:: TASK ::
Print all of the data exactly as written.

:: THE INPUT ::

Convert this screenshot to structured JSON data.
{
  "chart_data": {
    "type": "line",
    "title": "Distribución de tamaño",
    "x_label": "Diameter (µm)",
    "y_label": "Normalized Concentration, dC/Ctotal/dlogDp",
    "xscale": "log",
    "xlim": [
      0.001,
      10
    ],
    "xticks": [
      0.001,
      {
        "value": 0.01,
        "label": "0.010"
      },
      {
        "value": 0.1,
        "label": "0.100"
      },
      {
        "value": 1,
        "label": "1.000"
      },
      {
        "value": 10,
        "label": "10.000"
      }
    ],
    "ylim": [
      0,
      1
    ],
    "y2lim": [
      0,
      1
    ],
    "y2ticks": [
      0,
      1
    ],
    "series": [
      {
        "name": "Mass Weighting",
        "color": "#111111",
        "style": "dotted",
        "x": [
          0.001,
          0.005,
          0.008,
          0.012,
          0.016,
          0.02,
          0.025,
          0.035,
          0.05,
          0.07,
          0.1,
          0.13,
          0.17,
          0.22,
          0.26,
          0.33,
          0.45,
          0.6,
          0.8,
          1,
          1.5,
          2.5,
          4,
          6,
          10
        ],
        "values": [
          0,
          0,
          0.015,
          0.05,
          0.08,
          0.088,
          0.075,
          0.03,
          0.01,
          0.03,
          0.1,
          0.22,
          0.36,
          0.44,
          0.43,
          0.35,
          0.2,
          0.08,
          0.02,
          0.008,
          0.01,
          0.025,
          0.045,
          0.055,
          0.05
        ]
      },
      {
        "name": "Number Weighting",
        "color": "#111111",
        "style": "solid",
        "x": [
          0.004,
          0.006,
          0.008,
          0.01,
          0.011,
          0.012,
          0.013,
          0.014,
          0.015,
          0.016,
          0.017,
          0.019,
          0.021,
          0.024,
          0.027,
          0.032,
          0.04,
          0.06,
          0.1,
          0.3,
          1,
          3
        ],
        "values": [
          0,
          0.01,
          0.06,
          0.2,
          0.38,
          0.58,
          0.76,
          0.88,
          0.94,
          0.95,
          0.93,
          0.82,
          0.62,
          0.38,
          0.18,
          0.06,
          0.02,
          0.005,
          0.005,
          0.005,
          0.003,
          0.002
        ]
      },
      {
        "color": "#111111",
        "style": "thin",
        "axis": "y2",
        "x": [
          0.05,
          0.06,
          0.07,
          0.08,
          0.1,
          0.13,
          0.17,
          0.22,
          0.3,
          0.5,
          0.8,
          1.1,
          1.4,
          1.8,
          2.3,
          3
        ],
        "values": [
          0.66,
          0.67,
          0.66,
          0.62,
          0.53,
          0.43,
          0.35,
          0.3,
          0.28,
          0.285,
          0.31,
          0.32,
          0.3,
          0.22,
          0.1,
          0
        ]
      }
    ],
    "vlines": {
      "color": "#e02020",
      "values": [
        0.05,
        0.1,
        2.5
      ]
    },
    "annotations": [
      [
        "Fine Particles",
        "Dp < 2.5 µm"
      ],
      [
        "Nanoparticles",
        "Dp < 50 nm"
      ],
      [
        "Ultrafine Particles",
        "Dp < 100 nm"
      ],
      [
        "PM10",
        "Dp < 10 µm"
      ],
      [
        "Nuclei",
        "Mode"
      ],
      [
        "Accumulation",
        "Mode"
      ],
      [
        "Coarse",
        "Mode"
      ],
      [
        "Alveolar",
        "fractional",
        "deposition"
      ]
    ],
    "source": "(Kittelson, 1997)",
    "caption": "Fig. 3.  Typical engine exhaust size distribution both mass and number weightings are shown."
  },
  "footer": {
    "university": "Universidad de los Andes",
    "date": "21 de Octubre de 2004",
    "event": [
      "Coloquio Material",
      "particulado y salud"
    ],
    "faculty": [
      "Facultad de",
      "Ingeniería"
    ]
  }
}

:: RESPONSE TO THE EXERCISE ::
Convert this screenshot to structured JSON data.
{
  "chart_data": {
    "type": "line",
    "title": "Distribución de tamaño",
    "x_label": "Diameter (µm)",
    "y_label": "Normalized Concentration, dC/Ctotal/dlogDp",
    "xscale": "log",
    "xlim": [
      0.001,
      10
    ],
    "xticks": [
      0.001,
      {
        "value": 0.01,
        "label": "0.010"
      },
      {
        "value": 0.1,
        "label": "0.100"
      },
      {
        "value": 1,
        "label": "1.000"
      },
      {
        "value": 10,
        "label": "10.000"
      }
    ],
    "ylim": [
      0,
      1
    ],
    "y2lim": [
      0,
      1
    ],
    "y2ticks": [
      0,
      1
    ],
    "series": [
      {
        "name": "Mass Weighting",
        "color": "#111111",
        "style": "dotted",
        "x": [
          0.001,
          0.005,
          0.008,
          0.012,
          0.016,
          0.02,
          0.025,
          0.035,
          0.05,
          0.07,
          0.1,
          0.13,
          0.17,
          0.22,
          0.26,
          0.33,
          0.45,
          0.6,
          0.8,
          1,
          1.5,
          2.5,
          4,
          6,
          10
        ],
        "values": [
          0,
          0,
          0.015,
          0.05,
          0.08,
          0.088,
          0.075,
          0.03,
          0.01,
          0.03,
          0.1,
          0.22,
          0.36,
          0.44,
          0.43,
          0.35,
          0.2,
          0.08,
          0.02,
          0.008,
          0.01,
          0.025,
          0.045,
          0.055,
          0.05
        ]
      },
      {
        "name": "Number Weighting",
        "color": "#111111",
        "style": "solid",
        "x": [
          0.004,
          0.006,
          0.008,
          0.01,
          0.011,
          0.012,
          0.013,
          0.014,
          0.015,
          0.016,
          0.017,
          0.019,
          0.021,
          0.024,
          0.027,
          0.032,
          0.04,
          0.06,
          0.1,
          0.3,
          1,
          3
        ],
        "values": [
          0,
          0.01,
          0.06,
          0.2,
          0.38,
          0.58,
          0.76,
          0.88,
          0.94,
          0.95,
          0.93,
          0.82,
          0.62,
          0.38,
          0.18,
          0.06,
          0.02,
          0.005,
          0.005,
          0.005,
          0.003,
          0.002
        ]
      },
      {
        "color": "#111111",
        "style": "thin",
        "axis": "y2",
        "x": [
          0.05,
          0.06,
          0.07,
          0.08,
          0.1,
          0.13,
          0.17,
          0.22,
          0.3,
          0.5,
          0.8,
          1.1,
          1.4,
          1.8,
          2.3,
          3
        ],
        "values": [
          0.66,
          0.67,
          0.66,
          0.62,
          0.53,
          0.43,
          0.35,
          0.3,
          0.28,
          0.285,
          0.31,
          0.32,
          0.3,
          0.22,
          0.1,
          0
        ]
      }
    ],
    "vlines": {
      "color": "#e02020",
      "values": [
        0.05,
        0.1,
        2.5
      ]
    },
    "annotations": [
      [
        "Fine Particles",
        "Dp < 2.5 µm"
      ],
      [
        "Nanoparticles",
        "Dp < 50 nm"
      ],
      [
        "Ultrafine Particles",
        "Dp < 100 nm"
      ],
      [
        "PM10",
        "Dp < 10 µm"
      ],
      [
        "Nuclei",
        "Mode"
      ],
      [
        "Accumulation",
        "Mode"
      ],
      [
        "Coarse",
        "Mode"
      ],
      [
        "Alveolar",
        "fractional",
        "deposition"
      ]
    ],
    "source": "(Kittelson, 1997)",
    "caption": "Fig. 3.  Typical engine exhaust size distribution both mass and number weightings are shown."
  },
  "footer": {
    "university": "Universidad de los Andes",
    "date": "21 de Octubre de 2004",
    "event": [
      "Coloquio Material",
      "particulado y salud"
    ],
    "faculty": [
      "Facultad de",
      "Ingeniería"
    ]
  }
}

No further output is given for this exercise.